>>>

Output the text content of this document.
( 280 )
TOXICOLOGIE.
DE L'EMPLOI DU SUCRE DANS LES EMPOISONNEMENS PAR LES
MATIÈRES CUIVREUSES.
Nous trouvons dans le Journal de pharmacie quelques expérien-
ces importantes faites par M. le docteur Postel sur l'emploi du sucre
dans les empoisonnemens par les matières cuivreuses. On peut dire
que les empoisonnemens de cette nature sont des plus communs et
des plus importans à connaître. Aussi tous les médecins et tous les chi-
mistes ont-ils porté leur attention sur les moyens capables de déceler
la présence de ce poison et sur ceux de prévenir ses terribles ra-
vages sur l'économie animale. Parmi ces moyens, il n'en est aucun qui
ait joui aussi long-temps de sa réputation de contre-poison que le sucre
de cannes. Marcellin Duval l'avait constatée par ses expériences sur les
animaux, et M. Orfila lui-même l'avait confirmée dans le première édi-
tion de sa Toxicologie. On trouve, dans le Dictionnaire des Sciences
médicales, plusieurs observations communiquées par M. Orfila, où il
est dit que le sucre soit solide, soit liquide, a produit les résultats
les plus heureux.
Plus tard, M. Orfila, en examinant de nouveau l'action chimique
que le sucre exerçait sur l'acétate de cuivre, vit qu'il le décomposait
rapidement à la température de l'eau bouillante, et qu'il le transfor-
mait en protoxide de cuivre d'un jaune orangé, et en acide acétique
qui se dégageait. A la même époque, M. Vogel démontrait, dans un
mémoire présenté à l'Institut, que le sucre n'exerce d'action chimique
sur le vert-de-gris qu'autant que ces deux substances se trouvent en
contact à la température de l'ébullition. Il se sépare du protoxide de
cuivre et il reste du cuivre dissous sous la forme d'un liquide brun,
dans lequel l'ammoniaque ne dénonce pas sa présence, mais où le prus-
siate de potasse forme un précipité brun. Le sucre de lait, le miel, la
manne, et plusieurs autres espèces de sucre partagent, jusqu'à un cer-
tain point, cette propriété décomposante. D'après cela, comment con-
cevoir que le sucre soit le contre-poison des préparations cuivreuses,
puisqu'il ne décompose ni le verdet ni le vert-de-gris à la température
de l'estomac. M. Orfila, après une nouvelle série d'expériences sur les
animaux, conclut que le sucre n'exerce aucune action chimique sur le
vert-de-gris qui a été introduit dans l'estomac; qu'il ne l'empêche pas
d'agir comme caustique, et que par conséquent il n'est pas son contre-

<<<

Say, as a single number and nothing more, how many lines of the entries contain the word "soit".

2